# Provided information:
* * * * *

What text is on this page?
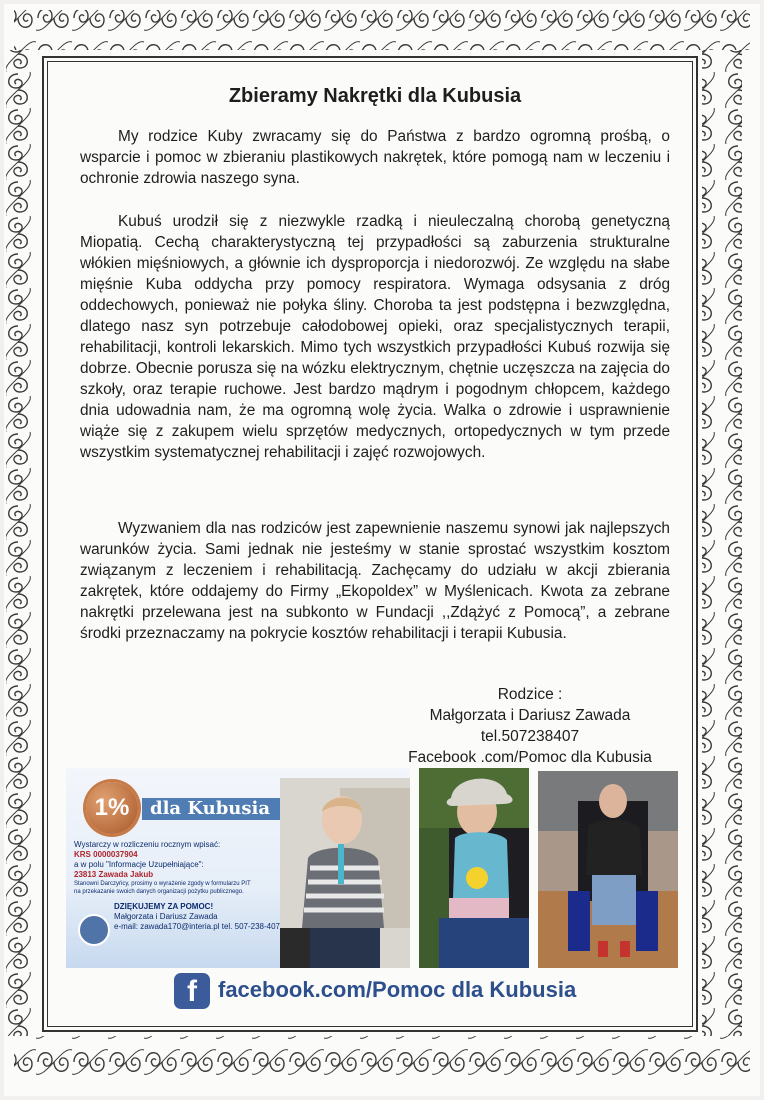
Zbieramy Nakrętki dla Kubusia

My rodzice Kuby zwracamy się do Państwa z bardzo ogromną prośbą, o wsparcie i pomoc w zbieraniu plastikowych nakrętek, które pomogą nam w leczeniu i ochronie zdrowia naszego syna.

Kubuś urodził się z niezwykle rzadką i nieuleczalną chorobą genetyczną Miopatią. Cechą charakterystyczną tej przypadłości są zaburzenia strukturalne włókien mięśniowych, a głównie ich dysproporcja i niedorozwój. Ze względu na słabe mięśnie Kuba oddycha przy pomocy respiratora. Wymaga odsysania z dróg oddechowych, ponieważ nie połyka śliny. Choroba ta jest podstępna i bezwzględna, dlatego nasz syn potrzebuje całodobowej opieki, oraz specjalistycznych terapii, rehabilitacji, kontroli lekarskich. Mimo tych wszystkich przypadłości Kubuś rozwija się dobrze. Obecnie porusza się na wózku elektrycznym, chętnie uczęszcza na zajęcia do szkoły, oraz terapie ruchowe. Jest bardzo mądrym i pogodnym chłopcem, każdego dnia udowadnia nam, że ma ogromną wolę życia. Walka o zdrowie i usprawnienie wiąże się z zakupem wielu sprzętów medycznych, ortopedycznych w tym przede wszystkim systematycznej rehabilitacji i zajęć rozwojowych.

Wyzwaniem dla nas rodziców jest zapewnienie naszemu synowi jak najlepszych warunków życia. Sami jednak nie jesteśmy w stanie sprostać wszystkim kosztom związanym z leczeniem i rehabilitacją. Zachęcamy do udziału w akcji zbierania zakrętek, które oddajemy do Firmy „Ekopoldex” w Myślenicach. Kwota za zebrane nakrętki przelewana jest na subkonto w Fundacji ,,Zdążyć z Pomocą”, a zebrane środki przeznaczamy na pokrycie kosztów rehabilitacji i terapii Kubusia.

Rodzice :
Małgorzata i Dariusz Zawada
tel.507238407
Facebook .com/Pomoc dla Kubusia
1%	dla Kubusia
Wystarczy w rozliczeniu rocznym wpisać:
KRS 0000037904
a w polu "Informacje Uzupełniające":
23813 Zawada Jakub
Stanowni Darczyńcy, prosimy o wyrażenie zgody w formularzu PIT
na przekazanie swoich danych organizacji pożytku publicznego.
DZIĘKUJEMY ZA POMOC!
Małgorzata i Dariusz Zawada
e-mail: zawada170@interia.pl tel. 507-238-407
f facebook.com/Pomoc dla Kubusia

* * * * *

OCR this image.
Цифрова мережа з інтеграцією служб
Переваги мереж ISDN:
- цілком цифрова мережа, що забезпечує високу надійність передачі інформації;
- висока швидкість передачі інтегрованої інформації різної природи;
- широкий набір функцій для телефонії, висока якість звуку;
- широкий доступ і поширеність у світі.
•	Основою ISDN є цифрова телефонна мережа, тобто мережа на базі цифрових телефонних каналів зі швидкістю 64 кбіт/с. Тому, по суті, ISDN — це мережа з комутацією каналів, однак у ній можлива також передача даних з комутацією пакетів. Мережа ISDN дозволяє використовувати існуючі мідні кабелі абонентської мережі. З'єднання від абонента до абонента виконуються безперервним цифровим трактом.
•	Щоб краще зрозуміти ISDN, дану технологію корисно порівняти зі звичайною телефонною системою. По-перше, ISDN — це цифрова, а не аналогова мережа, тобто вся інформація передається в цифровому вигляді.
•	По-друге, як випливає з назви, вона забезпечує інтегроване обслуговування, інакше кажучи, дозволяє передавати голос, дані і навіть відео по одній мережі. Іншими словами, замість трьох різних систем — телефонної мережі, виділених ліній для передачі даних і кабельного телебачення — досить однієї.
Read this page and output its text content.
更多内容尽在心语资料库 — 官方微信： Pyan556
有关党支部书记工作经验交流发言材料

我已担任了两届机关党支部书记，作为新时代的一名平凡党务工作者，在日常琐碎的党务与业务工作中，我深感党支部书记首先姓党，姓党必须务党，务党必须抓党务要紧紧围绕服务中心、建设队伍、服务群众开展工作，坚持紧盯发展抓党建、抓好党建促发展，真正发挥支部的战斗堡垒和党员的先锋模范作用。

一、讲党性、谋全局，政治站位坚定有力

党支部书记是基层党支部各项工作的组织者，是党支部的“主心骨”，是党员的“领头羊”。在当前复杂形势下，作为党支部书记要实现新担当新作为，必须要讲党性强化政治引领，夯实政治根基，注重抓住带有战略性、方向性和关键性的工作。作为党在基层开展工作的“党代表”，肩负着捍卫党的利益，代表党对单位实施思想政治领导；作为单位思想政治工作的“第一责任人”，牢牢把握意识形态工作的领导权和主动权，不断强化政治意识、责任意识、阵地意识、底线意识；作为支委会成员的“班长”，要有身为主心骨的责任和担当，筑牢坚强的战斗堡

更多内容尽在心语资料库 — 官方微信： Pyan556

* * * * *

# Stated task:
Copy out every line in the entries above that holds "page".

# Solution for this problem:
What text is on this page?
Read this page and output its text content.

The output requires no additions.